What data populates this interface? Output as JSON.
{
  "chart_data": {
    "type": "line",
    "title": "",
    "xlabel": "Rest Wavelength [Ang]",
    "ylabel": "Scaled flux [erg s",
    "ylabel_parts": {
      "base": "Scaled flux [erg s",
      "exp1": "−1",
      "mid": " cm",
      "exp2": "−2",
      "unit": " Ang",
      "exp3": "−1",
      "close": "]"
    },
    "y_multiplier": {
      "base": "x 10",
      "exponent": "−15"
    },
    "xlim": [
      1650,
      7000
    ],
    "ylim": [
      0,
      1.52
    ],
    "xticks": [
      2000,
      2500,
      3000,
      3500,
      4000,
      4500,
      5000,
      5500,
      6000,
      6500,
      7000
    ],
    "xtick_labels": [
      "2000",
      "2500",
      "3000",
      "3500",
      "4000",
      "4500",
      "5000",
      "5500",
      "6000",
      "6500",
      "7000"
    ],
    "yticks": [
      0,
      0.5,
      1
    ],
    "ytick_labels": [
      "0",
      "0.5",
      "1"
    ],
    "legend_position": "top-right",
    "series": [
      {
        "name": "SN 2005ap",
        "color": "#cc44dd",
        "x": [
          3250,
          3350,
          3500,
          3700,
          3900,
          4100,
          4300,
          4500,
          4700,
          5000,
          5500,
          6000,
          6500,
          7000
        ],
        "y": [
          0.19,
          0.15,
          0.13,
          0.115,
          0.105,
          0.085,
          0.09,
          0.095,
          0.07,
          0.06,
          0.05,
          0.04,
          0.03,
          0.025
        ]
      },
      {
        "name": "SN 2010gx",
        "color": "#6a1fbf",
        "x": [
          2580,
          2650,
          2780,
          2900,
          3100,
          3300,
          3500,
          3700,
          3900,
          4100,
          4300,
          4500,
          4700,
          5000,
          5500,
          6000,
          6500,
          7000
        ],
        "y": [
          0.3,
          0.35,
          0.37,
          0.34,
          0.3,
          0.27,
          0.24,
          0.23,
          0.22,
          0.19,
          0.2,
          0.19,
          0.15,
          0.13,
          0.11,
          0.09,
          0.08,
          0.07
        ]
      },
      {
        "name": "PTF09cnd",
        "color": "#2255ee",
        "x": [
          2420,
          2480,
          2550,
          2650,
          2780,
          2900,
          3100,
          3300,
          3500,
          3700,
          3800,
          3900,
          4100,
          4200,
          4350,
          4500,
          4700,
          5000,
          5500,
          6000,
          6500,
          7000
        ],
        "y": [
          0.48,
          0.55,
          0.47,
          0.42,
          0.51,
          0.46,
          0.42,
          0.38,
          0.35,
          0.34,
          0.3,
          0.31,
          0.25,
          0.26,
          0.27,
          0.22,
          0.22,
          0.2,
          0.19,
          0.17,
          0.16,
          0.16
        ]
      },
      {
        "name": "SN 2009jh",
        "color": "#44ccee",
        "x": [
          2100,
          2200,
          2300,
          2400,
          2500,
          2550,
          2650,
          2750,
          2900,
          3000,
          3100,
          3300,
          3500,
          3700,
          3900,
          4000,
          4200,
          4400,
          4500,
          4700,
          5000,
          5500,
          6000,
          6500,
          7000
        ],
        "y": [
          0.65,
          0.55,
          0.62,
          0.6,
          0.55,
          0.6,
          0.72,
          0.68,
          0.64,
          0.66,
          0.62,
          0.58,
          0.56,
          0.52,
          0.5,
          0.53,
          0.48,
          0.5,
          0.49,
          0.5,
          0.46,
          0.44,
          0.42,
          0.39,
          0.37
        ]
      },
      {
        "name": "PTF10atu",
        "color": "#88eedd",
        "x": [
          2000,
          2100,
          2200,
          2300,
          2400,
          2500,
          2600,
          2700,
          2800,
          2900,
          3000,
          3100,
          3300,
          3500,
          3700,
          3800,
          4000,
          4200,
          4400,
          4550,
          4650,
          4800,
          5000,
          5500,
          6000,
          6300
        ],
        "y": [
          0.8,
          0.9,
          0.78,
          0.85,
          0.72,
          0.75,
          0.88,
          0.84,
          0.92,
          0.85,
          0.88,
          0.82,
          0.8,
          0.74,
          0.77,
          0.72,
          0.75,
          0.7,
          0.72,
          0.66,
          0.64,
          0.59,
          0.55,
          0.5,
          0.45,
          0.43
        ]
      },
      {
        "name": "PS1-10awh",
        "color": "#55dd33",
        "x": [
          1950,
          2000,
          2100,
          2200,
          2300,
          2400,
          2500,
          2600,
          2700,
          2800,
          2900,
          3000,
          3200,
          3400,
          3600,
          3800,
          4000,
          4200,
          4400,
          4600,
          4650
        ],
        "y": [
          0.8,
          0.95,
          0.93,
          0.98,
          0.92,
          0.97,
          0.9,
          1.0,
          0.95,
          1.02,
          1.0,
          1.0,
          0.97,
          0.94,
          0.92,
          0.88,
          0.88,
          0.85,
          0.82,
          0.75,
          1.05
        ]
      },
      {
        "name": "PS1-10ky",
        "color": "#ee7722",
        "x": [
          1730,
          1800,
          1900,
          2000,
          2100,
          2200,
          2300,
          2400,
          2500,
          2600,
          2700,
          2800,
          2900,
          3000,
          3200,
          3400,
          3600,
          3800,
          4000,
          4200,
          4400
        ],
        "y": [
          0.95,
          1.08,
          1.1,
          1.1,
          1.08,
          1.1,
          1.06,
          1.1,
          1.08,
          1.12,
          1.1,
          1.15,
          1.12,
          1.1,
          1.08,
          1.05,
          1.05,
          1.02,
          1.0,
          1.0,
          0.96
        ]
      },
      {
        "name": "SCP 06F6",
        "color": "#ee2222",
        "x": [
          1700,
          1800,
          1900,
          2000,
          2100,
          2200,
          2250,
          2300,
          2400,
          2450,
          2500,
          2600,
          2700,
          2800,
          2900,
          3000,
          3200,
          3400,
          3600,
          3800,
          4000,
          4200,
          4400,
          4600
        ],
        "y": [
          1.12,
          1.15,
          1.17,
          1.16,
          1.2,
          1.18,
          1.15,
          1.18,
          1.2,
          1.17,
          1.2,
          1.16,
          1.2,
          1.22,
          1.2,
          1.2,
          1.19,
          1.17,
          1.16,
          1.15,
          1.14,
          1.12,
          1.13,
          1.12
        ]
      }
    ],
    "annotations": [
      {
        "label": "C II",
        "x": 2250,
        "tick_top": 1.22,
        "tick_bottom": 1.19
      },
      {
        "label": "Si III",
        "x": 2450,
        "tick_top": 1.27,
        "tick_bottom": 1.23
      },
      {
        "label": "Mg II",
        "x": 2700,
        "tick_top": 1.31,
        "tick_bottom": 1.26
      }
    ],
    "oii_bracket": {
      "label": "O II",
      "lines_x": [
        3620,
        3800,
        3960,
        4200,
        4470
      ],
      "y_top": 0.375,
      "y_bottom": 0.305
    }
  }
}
========================================
» Direction: Show each line in the entries that holds the string "color".

» Task answer:
        "color": "#cc44dd",
        "color": "#6a1fbf",
        "color": "#2255ee",
        "color": "#44ccee",
        "color": "#88eedd",
        "color": "#55dd33",
        "color": "#ee7722",
        "color": "#ee2222",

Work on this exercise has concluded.